| WHAT YOU WILL DO |
Sort through the entries below and pull out lines containing the word "icon".

++++ PROVIDED INFORMATION ++++

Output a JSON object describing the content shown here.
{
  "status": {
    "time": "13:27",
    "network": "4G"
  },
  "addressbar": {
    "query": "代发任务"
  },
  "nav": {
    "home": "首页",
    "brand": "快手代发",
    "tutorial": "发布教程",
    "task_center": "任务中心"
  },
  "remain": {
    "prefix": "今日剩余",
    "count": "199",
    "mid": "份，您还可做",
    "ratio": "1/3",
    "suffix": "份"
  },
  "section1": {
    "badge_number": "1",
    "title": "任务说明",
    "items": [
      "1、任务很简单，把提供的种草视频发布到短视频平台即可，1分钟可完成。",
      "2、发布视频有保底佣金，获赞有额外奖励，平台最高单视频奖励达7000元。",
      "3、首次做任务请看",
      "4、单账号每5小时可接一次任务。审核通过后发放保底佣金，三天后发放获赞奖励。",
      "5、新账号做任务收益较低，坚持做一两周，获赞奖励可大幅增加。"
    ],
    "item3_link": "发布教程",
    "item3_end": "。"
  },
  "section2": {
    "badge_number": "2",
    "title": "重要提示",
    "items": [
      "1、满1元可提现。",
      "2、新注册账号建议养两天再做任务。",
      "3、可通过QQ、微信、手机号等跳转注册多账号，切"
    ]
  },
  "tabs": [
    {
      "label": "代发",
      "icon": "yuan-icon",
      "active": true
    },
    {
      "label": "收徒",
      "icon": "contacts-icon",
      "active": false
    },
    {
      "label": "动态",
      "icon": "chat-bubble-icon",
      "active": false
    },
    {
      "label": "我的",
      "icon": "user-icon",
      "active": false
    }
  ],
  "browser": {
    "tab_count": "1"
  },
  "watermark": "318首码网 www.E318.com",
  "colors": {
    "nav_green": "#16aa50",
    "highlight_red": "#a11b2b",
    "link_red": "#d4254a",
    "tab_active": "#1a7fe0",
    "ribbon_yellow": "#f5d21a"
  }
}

++++

| THE SOLUTION |
      "icon": "yuan-icon",
      "icon": "contacts-icon",
      "icon": "chat-bubble-icon",
      "icon": "user-icon",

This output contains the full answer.